◆ What to work on: In the entries that follow, count each line containing "arrow" and state the total, nothing more.

+++

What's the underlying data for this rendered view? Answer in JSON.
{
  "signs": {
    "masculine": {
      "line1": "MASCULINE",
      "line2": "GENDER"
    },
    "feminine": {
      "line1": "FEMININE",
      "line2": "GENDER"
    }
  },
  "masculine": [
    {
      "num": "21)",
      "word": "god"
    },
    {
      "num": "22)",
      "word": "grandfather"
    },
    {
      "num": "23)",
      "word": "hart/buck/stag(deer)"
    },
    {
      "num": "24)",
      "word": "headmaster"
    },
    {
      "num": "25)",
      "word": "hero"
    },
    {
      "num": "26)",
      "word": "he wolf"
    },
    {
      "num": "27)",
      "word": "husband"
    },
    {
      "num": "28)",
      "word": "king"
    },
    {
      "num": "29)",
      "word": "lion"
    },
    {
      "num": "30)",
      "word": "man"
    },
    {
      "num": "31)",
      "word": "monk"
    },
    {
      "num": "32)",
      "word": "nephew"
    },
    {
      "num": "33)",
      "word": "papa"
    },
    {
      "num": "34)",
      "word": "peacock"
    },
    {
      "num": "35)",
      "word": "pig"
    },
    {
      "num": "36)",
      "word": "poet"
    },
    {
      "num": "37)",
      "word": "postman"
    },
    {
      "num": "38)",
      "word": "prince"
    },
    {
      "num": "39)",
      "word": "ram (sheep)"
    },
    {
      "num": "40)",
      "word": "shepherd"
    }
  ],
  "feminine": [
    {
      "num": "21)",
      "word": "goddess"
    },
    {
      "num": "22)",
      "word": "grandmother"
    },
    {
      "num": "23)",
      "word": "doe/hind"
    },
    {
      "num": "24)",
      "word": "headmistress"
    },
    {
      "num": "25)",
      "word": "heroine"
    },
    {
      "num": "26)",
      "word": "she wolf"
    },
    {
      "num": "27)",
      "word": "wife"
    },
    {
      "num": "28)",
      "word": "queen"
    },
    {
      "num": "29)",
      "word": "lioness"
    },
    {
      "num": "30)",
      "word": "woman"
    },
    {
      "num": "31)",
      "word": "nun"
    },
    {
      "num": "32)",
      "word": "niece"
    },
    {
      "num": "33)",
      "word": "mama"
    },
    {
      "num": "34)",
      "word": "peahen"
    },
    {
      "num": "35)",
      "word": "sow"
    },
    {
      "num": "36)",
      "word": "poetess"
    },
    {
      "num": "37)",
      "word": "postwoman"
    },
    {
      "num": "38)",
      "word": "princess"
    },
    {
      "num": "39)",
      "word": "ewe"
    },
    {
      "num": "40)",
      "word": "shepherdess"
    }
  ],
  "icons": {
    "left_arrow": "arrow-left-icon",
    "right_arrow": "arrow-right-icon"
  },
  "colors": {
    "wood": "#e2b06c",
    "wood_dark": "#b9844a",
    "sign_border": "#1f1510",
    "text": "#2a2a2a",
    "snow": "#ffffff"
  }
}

+++

◆ Written answer: 2